OBJETIVO A:
Repite íntegra y sin ningún cambio la entrevista a Silvia Bleichmar.

FRAGMENTO CITADO:

Entrevista a Silvia Bleichmar* – Revista Tesis -2006

“La dictadura dejó como herencia un individualismo, un desaliento, que se manifiesta en la euforia de los 90”

-T.11 – Entre el ’69 y el ’76 el país vivió años muy intensos ¿cómo viviste esas instancias previas al  ’76?
SB: – A partir del golpe del ’66 se inauguró una época en la que empieza un cierto derrumbe de la esperanza. Teníamos la sensación de que había una épo­ca del país que acababa ya, en ese momento. En esos años me uní desde el punto de vista ideológico, a todas las opciones que se plantearon emprender otra vía y fueron tiempos muy duros. No sólo por la represión, sino por lo conflictivo que eran los víncu­los dentro de los sectores mismos que estaban bus­cando una salida. Es verdad que después del ’70 hubo una pérdida de esperanza en la justicia social y el igualitarismo en el país. Se perdió como represen­tación. Hubo una convicción en mucha gente de que pobres hubo siempre, habrá siempre y es necesario, cosa que no existió en las generaciones anteriores.


«El 1 a 1 fue una licuadora por un tor­turado, una videocasetera por un muerto, la represión por un viaje a Disney; un niño robado por un cru­cero. La dictadura dejó como heren­cia un individualismo, un desaliento, que se manifiesta en la euforia de los ’90.»

OBJETIVO B:
Reescribe los registros desde su comienzo hasta la línea que contiene "title-bar: Windows 任务管理器", incluida esa línea, sustituyendo "table-row" por "data-row" y dejando todo lo demás igual.

DATOS DE ENTRADA:

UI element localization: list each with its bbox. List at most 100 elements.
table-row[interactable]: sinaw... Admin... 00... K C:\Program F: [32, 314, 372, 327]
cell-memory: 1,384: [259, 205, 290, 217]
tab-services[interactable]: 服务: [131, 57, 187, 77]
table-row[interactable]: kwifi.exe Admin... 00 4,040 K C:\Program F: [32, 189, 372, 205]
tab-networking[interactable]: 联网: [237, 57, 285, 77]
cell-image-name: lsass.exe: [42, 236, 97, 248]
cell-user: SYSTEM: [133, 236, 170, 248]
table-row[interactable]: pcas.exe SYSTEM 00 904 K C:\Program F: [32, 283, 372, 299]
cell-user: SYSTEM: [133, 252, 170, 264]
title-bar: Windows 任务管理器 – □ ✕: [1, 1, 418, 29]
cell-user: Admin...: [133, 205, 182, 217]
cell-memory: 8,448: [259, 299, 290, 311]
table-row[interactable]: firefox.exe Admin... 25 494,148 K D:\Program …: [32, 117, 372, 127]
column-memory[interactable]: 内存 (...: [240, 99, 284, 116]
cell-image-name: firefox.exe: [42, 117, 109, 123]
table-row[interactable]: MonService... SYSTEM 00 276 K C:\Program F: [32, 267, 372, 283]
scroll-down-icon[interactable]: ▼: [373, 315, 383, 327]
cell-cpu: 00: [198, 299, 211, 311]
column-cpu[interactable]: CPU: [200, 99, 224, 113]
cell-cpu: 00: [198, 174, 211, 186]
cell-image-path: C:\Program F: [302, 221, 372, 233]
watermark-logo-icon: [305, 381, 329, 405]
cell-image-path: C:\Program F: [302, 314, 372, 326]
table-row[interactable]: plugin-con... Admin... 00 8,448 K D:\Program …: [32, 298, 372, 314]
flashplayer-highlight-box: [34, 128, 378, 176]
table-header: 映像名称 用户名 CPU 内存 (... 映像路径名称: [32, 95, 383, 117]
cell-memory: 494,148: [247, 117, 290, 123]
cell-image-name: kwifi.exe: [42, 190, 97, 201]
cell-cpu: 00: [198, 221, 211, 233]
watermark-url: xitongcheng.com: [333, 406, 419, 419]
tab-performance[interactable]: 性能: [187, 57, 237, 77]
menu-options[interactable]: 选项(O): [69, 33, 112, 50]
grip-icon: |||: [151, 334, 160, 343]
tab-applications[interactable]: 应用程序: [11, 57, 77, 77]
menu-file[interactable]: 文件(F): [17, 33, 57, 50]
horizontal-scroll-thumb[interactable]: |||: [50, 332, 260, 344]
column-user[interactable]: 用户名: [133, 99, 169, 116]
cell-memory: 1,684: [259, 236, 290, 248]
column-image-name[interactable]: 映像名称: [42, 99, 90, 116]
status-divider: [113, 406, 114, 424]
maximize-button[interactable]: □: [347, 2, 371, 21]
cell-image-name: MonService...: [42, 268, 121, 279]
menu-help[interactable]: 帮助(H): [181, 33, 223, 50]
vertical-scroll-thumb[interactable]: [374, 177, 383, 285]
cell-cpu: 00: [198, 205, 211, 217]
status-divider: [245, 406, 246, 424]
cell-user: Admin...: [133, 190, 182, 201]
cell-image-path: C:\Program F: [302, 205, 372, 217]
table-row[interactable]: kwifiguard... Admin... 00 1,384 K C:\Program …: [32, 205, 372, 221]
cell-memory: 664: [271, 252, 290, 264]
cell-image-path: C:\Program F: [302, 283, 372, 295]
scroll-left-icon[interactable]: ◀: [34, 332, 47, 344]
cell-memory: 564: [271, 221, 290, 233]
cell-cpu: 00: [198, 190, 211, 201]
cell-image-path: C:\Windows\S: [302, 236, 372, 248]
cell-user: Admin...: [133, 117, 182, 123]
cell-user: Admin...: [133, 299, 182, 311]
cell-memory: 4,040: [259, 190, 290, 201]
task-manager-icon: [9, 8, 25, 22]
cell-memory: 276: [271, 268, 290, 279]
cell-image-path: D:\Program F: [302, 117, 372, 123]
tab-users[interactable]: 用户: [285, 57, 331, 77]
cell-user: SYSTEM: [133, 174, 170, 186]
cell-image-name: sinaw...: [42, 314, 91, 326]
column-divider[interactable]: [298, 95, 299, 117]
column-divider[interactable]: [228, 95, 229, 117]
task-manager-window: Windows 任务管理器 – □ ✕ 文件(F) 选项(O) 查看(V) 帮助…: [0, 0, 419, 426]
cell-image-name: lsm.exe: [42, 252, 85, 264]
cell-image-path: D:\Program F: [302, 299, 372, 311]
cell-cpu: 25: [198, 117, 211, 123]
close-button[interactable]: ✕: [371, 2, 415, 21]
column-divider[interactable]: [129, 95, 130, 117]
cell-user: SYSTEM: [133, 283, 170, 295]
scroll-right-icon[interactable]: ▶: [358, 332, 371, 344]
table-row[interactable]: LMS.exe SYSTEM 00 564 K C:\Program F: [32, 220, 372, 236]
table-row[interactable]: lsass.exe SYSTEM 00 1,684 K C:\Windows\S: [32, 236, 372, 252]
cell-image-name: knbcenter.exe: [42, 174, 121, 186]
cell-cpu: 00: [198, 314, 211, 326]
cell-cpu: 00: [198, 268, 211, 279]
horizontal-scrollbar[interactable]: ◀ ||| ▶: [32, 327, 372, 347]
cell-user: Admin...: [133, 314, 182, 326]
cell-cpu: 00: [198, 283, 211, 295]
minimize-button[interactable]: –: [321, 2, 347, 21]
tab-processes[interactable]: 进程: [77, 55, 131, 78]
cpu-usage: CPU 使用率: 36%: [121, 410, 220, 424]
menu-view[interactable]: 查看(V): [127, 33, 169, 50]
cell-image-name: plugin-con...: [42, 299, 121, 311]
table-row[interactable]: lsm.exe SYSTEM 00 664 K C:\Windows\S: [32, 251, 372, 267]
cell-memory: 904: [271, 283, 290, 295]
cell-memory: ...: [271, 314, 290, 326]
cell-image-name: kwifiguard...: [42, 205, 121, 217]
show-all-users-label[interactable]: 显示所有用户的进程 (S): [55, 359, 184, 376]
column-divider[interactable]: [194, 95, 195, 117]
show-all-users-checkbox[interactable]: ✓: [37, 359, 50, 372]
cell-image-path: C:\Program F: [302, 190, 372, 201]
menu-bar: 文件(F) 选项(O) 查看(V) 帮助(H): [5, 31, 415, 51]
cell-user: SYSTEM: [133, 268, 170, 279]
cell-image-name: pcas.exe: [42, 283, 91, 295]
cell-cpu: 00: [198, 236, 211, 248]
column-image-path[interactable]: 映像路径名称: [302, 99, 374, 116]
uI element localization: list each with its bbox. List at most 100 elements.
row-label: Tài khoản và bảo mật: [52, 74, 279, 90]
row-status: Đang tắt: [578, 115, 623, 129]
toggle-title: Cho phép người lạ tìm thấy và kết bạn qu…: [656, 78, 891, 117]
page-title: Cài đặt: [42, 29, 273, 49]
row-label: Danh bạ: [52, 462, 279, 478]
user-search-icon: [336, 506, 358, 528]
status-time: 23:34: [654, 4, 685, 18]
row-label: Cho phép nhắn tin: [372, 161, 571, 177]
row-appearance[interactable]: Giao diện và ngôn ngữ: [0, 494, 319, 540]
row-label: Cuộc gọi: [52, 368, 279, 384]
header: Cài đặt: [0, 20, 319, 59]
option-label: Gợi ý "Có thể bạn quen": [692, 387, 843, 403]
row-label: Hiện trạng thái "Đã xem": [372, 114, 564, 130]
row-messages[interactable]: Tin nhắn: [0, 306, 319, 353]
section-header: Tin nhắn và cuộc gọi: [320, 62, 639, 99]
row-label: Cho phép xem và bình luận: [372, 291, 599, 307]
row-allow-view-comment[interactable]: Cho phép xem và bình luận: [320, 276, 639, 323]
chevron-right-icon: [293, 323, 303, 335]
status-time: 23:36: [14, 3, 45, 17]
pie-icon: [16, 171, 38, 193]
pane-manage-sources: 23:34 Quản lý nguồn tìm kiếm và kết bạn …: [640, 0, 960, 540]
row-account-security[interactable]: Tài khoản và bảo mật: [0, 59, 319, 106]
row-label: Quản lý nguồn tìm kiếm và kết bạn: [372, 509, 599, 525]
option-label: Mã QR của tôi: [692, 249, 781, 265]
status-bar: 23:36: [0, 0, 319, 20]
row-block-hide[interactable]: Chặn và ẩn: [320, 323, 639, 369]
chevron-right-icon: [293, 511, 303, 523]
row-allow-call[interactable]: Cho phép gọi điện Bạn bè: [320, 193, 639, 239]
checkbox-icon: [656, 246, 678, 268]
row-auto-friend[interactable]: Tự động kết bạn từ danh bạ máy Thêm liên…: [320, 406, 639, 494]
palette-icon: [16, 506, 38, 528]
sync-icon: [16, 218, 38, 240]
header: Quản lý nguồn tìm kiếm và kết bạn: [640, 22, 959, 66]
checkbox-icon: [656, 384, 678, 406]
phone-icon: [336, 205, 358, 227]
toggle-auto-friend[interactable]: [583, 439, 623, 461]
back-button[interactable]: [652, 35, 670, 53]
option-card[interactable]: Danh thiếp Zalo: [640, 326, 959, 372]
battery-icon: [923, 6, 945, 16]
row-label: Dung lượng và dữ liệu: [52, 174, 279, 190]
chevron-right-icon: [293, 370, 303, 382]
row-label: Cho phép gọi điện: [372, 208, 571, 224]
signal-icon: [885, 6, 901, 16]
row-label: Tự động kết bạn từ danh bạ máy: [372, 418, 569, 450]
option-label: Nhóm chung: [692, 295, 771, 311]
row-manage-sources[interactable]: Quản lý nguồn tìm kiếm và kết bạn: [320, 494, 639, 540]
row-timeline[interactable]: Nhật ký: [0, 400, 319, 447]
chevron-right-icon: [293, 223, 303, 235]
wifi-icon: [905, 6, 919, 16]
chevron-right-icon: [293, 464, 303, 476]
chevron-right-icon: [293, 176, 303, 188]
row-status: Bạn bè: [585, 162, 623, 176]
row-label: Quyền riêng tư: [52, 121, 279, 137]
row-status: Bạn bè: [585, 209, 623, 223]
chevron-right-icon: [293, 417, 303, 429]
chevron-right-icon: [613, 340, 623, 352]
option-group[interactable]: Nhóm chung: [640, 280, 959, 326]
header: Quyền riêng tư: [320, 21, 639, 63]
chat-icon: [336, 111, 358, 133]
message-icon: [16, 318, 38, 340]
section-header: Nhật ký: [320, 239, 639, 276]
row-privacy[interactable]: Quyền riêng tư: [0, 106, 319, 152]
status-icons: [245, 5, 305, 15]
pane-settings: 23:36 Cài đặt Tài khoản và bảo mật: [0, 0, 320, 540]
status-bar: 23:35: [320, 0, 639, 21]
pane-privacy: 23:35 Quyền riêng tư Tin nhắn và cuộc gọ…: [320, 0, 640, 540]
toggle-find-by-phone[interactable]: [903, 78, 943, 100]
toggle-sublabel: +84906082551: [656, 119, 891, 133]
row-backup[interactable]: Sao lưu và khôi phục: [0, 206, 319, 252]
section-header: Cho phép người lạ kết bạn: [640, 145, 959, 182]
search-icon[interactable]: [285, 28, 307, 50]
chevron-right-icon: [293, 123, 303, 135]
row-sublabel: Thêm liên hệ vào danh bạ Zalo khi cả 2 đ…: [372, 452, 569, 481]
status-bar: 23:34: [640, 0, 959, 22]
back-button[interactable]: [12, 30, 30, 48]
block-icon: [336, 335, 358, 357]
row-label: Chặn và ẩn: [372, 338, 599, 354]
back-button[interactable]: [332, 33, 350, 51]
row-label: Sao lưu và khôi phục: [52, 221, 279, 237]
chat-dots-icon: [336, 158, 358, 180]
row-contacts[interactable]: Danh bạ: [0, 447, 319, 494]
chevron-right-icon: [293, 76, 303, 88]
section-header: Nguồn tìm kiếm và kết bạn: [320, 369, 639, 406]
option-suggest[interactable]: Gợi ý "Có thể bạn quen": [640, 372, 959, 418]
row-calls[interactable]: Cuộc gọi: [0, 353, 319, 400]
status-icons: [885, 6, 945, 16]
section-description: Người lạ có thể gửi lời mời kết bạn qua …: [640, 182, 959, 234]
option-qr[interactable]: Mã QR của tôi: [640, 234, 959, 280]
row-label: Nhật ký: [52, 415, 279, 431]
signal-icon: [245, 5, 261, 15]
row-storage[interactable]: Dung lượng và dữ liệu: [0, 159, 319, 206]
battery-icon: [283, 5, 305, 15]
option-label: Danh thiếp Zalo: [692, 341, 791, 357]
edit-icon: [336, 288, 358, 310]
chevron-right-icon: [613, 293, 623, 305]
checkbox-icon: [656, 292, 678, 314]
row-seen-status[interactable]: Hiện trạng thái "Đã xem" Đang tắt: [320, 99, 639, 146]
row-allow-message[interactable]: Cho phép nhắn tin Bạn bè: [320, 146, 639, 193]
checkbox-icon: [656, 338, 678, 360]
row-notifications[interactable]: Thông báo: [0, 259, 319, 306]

SOLUCIÓN ESCRITA A:
Entrevista a Silvia Bleichmar* – Revista Tesis -2006

“La dictadura dejó como herencia un individualismo, un desaliento, que se manifiesta en la euforia de los 90”

-T.11 – Entre el ’69 y el ’76 el país vivió años muy intensos ¿cómo viviste esas instancias previas al  ’76?
SB: – A partir del golpe del ’66 se inauguró una época en la que empieza un cierto derrumbe de la esperanza. Teníamos la sensación de que había una épo­ca del país que acababa ya, en ese momento. En esos años me uní desde el punto de vista ideológico, a todas las opciones que se plantearon emprender otra vía y fueron tiempos muy duros. No sólo por la represión, sino por lo conflictivo que eran los víncu­los dentro de los sectores mismos que estaban bus­cando una salida. Es verdad que después del ’70 hubo una pérdida de esperanza en la justicia social y el igualitarismo en el país. Se perdió como represen­tación. Hubo una convicción en mucha gente de que pobres hubo siempre, habrá siempre y es necesario, cosa que no existió en las generaciones anteriores.


«El 1 a 1 fue una licuadora por un tor­turado, una videocasetera por un muerto, la represión por un viaje a Disney; un niño robado por un cru­cero. La dictadura dejó como heren­cia un individualismo, un desaliento, que se manifiesta en la euforia de los ’90.»

SOLUCIÓN ESCRITA B:
UI element localization: list each with its bbox. List at most 100 elements.
data-row[interactable]: sinaw... Admin... 00... K C:\Program F: [32, 314, 372, 327]
cell-memory: 1,384: [259, 205, 290, 217]
tab-services[interactable]: 服务: [131, 57, 187, 77]
data-row[interactable]: kwifi.exe Admin... 00 4,040 K C:\Program F: [32, 189, 372, 205]
tab-networking[interactable]: 联网: [237, 57, 285, 77]
cell-image-name: lsass.exe: [42, 236, 97, 248]
cell-user: SYSTEM: [133, 236, 170, 248]
data-row[interactable]: pcas.exe SYSTEM 00 904 K C:\Program F: [32, 283, 372, 299]
cell-user: SYSTEM: [133, 252, 170, 264]
title-bar: Windows 任务管理器 – □ ✕: [1, 1, 418, 29]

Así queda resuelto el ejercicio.